=== Provided information ===
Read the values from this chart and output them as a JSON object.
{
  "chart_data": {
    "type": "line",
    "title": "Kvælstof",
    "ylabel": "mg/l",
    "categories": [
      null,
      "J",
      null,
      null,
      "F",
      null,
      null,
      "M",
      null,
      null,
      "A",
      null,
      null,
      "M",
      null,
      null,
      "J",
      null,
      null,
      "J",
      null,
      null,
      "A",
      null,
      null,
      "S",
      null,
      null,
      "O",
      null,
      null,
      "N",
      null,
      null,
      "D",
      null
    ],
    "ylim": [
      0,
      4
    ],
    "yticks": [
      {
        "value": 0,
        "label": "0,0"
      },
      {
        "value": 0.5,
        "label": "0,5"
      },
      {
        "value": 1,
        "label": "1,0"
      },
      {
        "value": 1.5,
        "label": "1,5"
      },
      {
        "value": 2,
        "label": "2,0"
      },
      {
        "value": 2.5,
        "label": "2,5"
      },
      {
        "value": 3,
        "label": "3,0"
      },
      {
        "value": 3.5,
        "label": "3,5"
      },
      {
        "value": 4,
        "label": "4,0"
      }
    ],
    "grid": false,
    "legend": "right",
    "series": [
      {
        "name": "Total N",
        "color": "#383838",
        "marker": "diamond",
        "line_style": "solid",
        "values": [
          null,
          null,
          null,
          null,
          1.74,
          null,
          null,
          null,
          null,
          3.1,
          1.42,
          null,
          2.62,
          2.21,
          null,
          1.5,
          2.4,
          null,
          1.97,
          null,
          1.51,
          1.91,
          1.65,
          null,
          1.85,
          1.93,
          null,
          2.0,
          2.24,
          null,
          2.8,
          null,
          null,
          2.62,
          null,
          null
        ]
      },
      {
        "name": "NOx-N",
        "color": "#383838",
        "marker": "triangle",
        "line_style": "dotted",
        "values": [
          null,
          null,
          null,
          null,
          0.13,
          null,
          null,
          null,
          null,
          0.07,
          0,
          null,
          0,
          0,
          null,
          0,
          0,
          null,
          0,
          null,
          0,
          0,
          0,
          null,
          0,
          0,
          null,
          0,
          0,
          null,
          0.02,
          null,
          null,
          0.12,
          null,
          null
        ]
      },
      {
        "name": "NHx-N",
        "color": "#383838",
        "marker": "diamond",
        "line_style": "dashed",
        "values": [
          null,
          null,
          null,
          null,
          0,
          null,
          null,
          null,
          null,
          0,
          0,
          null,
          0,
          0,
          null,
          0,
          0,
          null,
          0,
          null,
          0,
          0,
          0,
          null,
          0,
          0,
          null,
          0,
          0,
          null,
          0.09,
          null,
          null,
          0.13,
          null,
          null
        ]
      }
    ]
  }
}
===
From the first line to the last, retype the data exactly.

**Written response:**
Read the values from this chart and output them as a JSON object.
{
  "chart_data": {
    "type": "line",
    "title": "Kvælstof",
    "ylabel": "mg/l",
    "categories": [
      null,
      "J",
      null,
      null,
      "F",
      null,
      null,
      "M",
      null,
      null,
      "A",
      null,
      null,
      "M",
      null,
      null,
      "J",
      null,
      null,
      "J",
      null,
      null,
      "A",
      null,
      null,
      "S",
      null,
      null,
      "O",
      null,
      null,
      "N",
      null,
      null,
      "D",
      null
    ],
    "ylim": [
      0,
      4
    ],
    "yticks": [
      {
        "value": 0,
        "label": "0,0"
      },
      {
        "value": 0.5,
        "label": "0,5"
      },
      {
        "value": 1,
        "label": "1,0"
      },
      {
        "value": 1.5,
        "label": "1,5"
      },
      {
        "value": 2,
        "label": "2,0"
      },
      {
        "value": 2.5,
        "label": "2,5"
      },
      {
        "value": 3,
        "label": "3,0"
      },
      {
        "value": 3.5,
        "label": "3,5"
      },
      {
        "value": 4,
        "label": "4,0"
      }
    ],
    "grid": false,
    "legend": "right",
    "series": [
      {
        "name": "Total N",
        "color": "#383838",
        "marker": "diamond",
        "line_style": "solid",
        "values": [
          null,
          null,
          null,
          null,
          1.74,
          null,
          null,
          null,
          null,
          3.1,
          1.42,
          null,
          2.62,
          2.21,
          null,
          1.5,
          2.4,
          null,
          1.97,
          null,
          1.51,
          1.91,
          1.65,
          null,
          1.85,
          1.93,
          null,
          2.0,
          2.24,
          null,
          2.8,
          null,
          null,
          2.62,
          null,
          null
        ]
      },
      {
        "name": "NOx-N",
        "color": "#383838",
        "marker": "triangle",
        "line_style": "dotted",
        "values": [
          null,
          null,
          null,
          null,
          0.13,
          null,
          null,
          null,
          null,
          0.07,
          0,
          null,
          0,
          0,
          null,
          0,
          0,
          null,
          0,
          null,
          0,
          0,
          0,
          null,
          0,
          0,
          null,
          0,
          0,
          null,
          0.02,
          null,
          null,
          0.12,
          null,
          null
        ]
      },
      {
        "name": "NHx-N",
        "color": "#383838",
        "marker": "diamond",
        "line_style": "dashed",
        "values": [
          null,
          null,
          null,
          null,
          0,
          null,
          null,
          null,
          null,
          0,
          0,
          null,
          0,
          0,
          null,
          0,
          0,
          null,
          0,
          null,
          0,
          0,
          0,
          null,
          0,
          0,
          null,
          0,
          0,
          null,
          0.09,
          null,
          null,
          0.13,
          null,
          null
        ]
      }
    ]
  }
}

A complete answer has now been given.